* Start *

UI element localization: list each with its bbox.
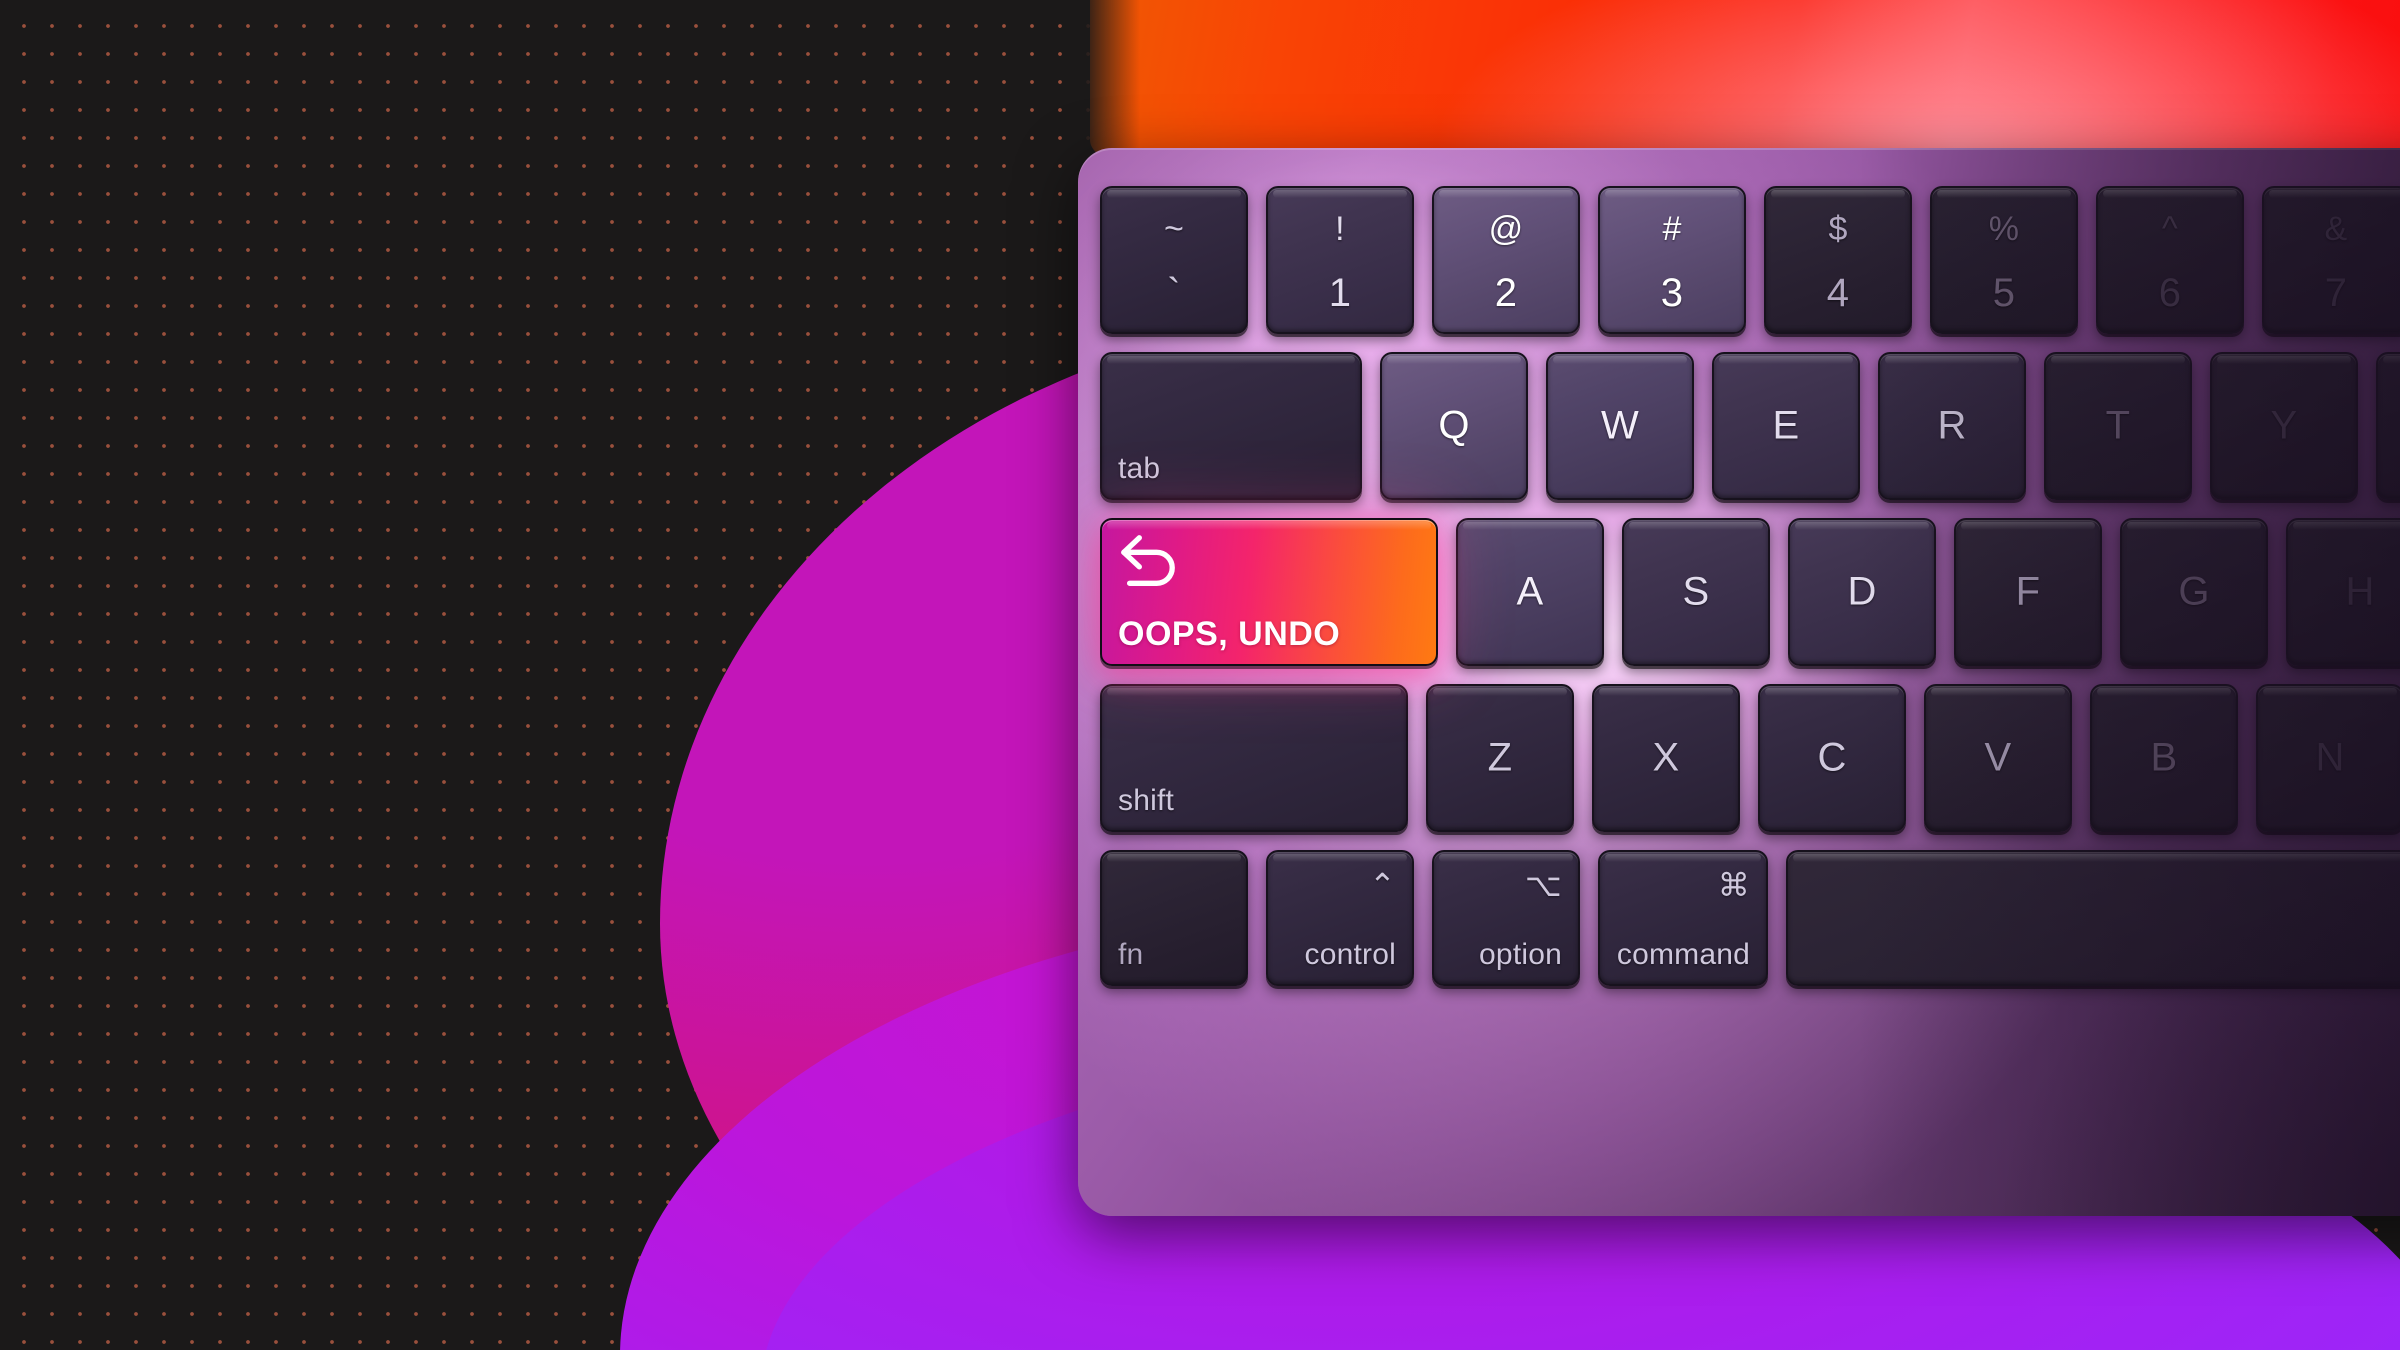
key-s[interactable]: S bbox=[1622, 518, 1770, 666]
key-legend-shifted: & bbox=[2324, 210, 2348, 248]
key-legend: option bbox=[1479, 938, 1562, 971]
undo-key-label: OOPS, UNDO bbox=[1118, 615, 1341, 653]
key-legend-shifted: # bbox=[1662, 210, 1682, 248]
key-legend: B bbox=[2150, 735, 2178, 780]
key-r[interactable]: R bbox=[1878, 352, 2026, 500]
key-shift[interactable]: shift bbox=[1100, 684, 1408, 832]
key-n[interactable]: N bbox=[2256, 684, 2400, 832]
key-legend-shifted: @ bbox=[1488, 210, 1524, 248]
key-legend: R bbox=[1937, 403, 1967, 448]
undo-arrow-icon bbox=[1121, 535, 1175, 586]
key-legend-base: 7 bbox=[2324, 271, 2348, 315]
key-q[interactable]: Q bbox=[1380, 352, 1528, 500]
key-legend-base: 4 bbox=[1826, 271, 1850, 315]
key-legend: control bbox=[1304, 938, 1396, 971]
key-six[interactable]: ^ 6 bbox=[2096, 186, 2244, 334]
key-legend: S bbox=[1682, 569, 1710, 614]
scene-root: ⌘command⌥option⌃controlfnMNBVCXZshiftJHG… bbox=[0, 0, 2400, 1350]
key-b[interactable]: B bbox=[2090, 684, 2238, 832]
key-legend: D bbox=[1847, 569, 1877, 614]
key-legend-shifted: $ bbox=[1828, 210, 1848, 248]
key-command[interactable]: ⌘ command bbox=[1598, 850, 1768, 986]
key-g[interactable]: G bbox=[2120, 518, 2268, 666]
key-legend: Z bbox=[1487, 735, 1513, 780]
key-option[interactable]: ⌥ option bbox=[1432, 850, 1580, 986]
key-legend-base: 5 bbox=[1992, 271, 2016, 315]
key-legend: A bbox=[1516, 569, 1544, 614]
key-one[interactable]: ! 1 bbox=[1266, 186, 1414, 334]
key-f[interactable]: F bbox=[1954, 518, 2102, 666]
key-modifier-symbol: ⌥ bbox=[1524, 867, 1562, 903]
key-legend: tab bbox=[1118, 452, 1161, 485]
key-backtick[interactable]: ~ ` bbox=[1100, 186, 1248, 334]
key-legend: V bbox=[1984, 735, 2012, 780]
key-x[interactable]: X bbox=[1592, 684, 1740, 832]
key-seven[interactable]: & 7 bbox=[2262, 186, 2400, 334]
key-t[interactable]: T bbox=[2044, 352, 2192, 500]
key-v[interactable]: V bbox=[1924, 684, 2072, 832]
key-u[interactable]: U bbox=[2376, 352, 2400, 500]
key-legend: U bbox=[2378, 404, 2400, 449]
key-modifier-symbol: ⌃ bbox=[1368, 867, 1396, 903]
key-legend-base: 3 bbox=[1660, 271, 1684, 315]
key-w[interactable]: W bbox=[1546, 352, 1694, 500]
keyboard-chassis: ⌘command⌥option⌃controlfnMNBVCXZshiftJHG… bbox=[1078, 148, 2400, 1216]
key-legend: G bbox=[2178, 569, 2210, 614]
key-legend-base: 2 bbox=[1494, 271, 1518, 315]
key-z[interactable]: Z bbox=[1426, 684, 1574, 832]
key-legend: Q bbox=[1438, 403, 1470, 448]
key-oops-undo[interactable]: OOPS, UNDO bbox=[1100, 518, 1438, 666]
key-d[interactable]: D bbox=[1788, 518, 1936, 666]
key-legend: H bbox=[2345, 569, 2375, 614]
key-control[interactable]: ⌃ control bbox=[1266, 850, 1414, 986]
key-y[interactable]: Y bbox=[2210, 352, 2358, 500]
key-legend-shifted: ~ bbox=[1163, 210, 1185, 248]
key-space[interactable] bbox=[1786, 850, 2400, 986]
key-legend-base: 6 bbox=[2158, 271, 2182, 315]
key-legend: T bbox=[2105, 403, 2131, 448]
key-legend: command bbox=[1616, 938, 1750, 971]
key-legend: N bbox=[2315, 735, 2345, 780]
key-legend: C bbox=[1817, 735, 1847, 780]
key-legend: shift bbox=[1118, 784, 1175, 817]
key-h[interactable]: H bbox=[2286, 518, 2400, 666]
key-e[interactable]: E bbox=[1712, 352, 1860, 500]
key-legend-shifted: ! bbox=[1335, 210, 1345, 248]
key-legend: X bbox=[1652, 735, 1680, 780]
key-legend: F bbox=[2015, 569, 2041, 614]
key-legend: W bbox=[1601, 403, 1639, 448]
key-five[interactable]: % 5 bbox=[1930, 186, 2078, 334]
key-tab[interactable]: tab bbox=[1100, 352, 1362, 500]
key-a[interactable]: A bbox=[1456, 518, 1604, 666]
key-three[interactable]: #3 bbox=[1598, 186, 1746, 334]
key-legend-base: ` bbox=[1167, 271, 1181, 315]
key-modifier-symbol: ⌘ bbox=[1717, 867, 1750, 903]
key-legend-shifted: ^ bbox=[2161, 210, 2179, 248]
key-two[interactable]: @2 bbox=[1432, 186, 1580, 334]
key-c[interactable]: C bbox=[1758, 684, 1906, 832]
key-legend-base: 1 bbox=[1328, 271, 1352, 315]
key-legend-shifted: % bbox=[1988, 210, 2020, 248]
key-fn[interactable]: fn bbox=[1100, 850, 1248, 986]
key-legend: E bbox=[1772, 403, 1800, 448]
key-legend: Y bbox=[2270, 403, 2298, 448]
key-four[interactable]: $4 bbox=[1764, 186, 1912, 334]
key-legend: fn bbox=[1118, 938, 1144, 971]
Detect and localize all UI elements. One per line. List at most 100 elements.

* End *

- _Problem requirements_
Report how many lines contain the string "modifier". Case counts; give only the number.

- _Complete output_
3